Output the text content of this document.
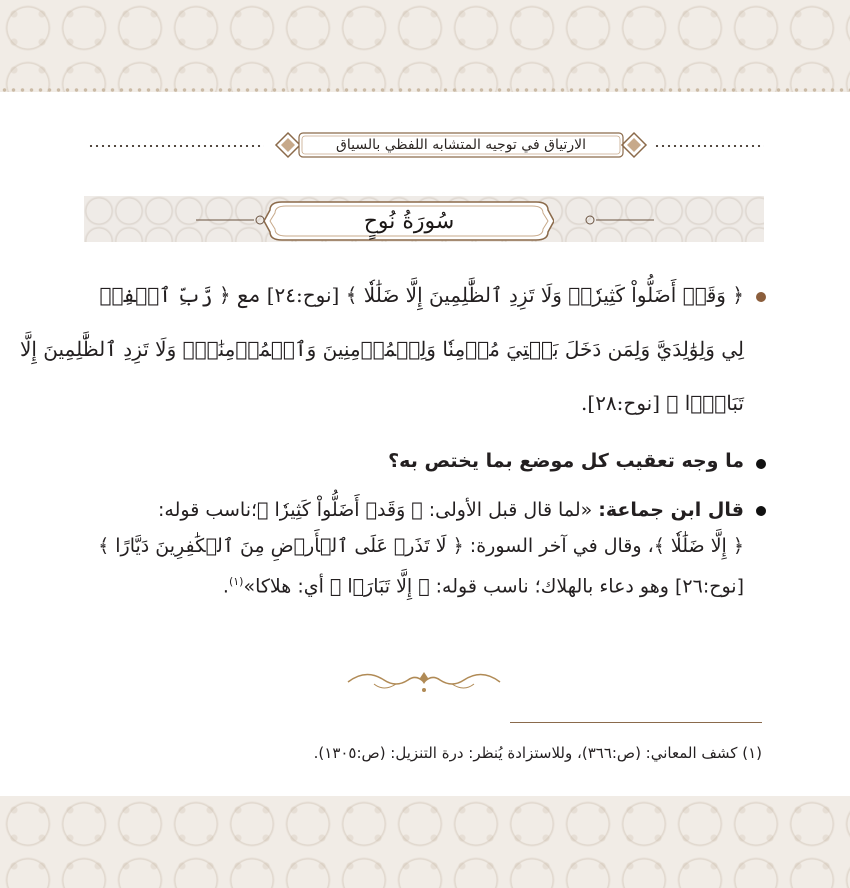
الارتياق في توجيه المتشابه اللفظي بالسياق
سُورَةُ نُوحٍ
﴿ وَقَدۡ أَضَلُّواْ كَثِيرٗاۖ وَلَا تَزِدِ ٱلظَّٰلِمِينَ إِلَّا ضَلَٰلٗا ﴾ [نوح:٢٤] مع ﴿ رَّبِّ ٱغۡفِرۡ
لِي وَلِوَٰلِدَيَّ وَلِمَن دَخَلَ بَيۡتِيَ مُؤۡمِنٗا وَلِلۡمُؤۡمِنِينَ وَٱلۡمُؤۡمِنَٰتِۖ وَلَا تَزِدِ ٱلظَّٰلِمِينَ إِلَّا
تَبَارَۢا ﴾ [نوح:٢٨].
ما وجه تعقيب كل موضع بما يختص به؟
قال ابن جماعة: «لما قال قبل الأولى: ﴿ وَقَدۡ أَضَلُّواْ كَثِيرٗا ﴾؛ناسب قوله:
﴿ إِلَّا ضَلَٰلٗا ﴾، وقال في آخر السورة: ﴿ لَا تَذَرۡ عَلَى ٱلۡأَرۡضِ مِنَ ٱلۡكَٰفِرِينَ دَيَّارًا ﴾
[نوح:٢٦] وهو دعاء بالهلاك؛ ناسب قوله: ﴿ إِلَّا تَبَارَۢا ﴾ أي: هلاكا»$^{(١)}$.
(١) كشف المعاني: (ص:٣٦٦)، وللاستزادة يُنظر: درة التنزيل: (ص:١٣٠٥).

☆ ☆ ☆ ☆ ☆ ☆ ☆

WHAT THE TASK ASKS:
Please repeat the entries exactly. Do not include the pictures.

TASK RESULT:
Output the text content of this document.
الارتياق في توجيه المتشابه اللفظي بالسياق
سُورَةُ نُوحٍ
﴿ وَقَدۡ أَضَلُّواْ كَثِيرٗاۖ وَلَا تَزِدِ ٱلظَّٰلِمِينَ إِلَّا ضَلَٰلٗا ﴾ [نوح:٢٤] مع ﴿ رَّبِّ ٱغۡفِرۡ
لِي وَلِوَٰلِدَيَّ وَلِمَن دَخَلَ بَيۡتِيَ مُؤۡمِنٗا وَلِلۡمُؤۡمِنِينَ وَٱلۡمُؤۡمِنَٰتِۖ وَلَا تَزِدِ ٱلظَّٰلِمِينَ إِلَّا
تَبَارَۢا ﴾ [نوح:٢٨].
ما وجه تعقيب كل موضع بما يختص به؟
قال ابن جماعة: «لما قال قبل الأولى: ﴿ وَقَدۡ أَضَلُّواْ كَثِيرٗا ﴾؛ناسب قوله:
﴿ إِلَّا ضَلَٰلٗا ﴾، وقال في آخر السورة: ﴿ لَا تَذَرۡ عَلَى ٱلۡأَرۡضِ مِنَ ٱلۡكَٰفِرِينَ دَيَّارًا ﴾
[نوح:٢٦] وهو دعاء بالهلاك؛ ناسب قوله: ﴿ إِلَّا تَبَارَۢا ﴾ أي: هلاكا»$^{(١)}$.
(١) كشف المعاني: (ص:٣٦٦)، وللاستزادة يُنظر: درة التنزيل: (ص:١٣٠٥).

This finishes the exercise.